* START Extracted entries *

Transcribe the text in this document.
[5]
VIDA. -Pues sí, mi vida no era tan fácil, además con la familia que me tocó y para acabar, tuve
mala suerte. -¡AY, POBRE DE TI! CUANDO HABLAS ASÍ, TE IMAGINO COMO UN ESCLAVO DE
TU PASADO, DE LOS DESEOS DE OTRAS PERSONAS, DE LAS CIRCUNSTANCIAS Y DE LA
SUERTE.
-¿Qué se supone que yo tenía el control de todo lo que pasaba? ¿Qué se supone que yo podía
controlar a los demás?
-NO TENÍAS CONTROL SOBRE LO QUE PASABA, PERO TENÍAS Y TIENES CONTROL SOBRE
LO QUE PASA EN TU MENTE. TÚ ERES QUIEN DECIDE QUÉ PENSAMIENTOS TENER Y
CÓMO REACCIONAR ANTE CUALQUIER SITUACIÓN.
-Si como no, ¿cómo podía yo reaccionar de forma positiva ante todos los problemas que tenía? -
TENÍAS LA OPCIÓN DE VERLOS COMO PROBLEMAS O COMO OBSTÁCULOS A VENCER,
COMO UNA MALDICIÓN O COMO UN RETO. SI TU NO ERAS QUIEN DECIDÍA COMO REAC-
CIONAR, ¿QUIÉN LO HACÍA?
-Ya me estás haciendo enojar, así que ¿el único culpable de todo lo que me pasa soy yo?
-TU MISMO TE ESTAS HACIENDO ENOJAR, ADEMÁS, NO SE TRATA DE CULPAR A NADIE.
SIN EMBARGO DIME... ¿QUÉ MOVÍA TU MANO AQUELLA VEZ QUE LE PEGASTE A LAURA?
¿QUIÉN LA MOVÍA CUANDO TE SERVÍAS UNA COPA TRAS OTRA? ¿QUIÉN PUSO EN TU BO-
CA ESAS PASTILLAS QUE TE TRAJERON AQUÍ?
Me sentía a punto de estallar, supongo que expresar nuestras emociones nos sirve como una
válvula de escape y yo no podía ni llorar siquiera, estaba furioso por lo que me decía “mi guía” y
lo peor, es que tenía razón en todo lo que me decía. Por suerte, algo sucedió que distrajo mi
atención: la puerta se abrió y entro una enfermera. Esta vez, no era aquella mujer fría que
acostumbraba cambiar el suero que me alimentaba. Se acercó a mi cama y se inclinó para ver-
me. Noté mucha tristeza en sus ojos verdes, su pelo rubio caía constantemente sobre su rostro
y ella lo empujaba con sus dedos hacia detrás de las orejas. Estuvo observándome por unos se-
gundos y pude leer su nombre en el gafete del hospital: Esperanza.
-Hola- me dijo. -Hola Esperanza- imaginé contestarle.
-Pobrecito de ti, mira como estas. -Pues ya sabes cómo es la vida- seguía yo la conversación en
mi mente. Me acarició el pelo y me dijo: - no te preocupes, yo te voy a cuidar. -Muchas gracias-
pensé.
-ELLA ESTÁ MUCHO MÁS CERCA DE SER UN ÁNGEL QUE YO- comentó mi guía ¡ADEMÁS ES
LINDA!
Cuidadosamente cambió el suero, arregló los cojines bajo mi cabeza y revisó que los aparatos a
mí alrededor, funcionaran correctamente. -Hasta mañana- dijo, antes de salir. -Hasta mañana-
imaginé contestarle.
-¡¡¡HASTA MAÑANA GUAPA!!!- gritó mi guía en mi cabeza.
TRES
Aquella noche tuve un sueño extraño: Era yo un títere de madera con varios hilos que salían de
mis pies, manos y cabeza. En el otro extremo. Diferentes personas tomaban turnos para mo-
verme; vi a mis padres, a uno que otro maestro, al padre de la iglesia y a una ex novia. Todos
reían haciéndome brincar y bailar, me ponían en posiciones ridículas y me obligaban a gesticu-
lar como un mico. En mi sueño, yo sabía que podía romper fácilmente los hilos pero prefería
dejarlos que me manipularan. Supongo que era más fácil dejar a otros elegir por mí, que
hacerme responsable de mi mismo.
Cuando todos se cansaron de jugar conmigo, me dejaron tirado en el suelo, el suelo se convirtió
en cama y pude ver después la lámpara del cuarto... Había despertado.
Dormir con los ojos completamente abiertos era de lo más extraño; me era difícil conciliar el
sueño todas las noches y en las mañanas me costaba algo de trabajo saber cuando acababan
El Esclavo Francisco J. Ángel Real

* END Extracted entries *

▶ _Task description_: Locate each line with the word "ojos" and copy it.

▶ _In response_:
me. Noté mucha tristeza en sus ojos verdes, su pelo rubio caía constantemente sobre su rostro
Dormir con los ojos completamente abiertos era de lo más extraño; me era difícil conciliar el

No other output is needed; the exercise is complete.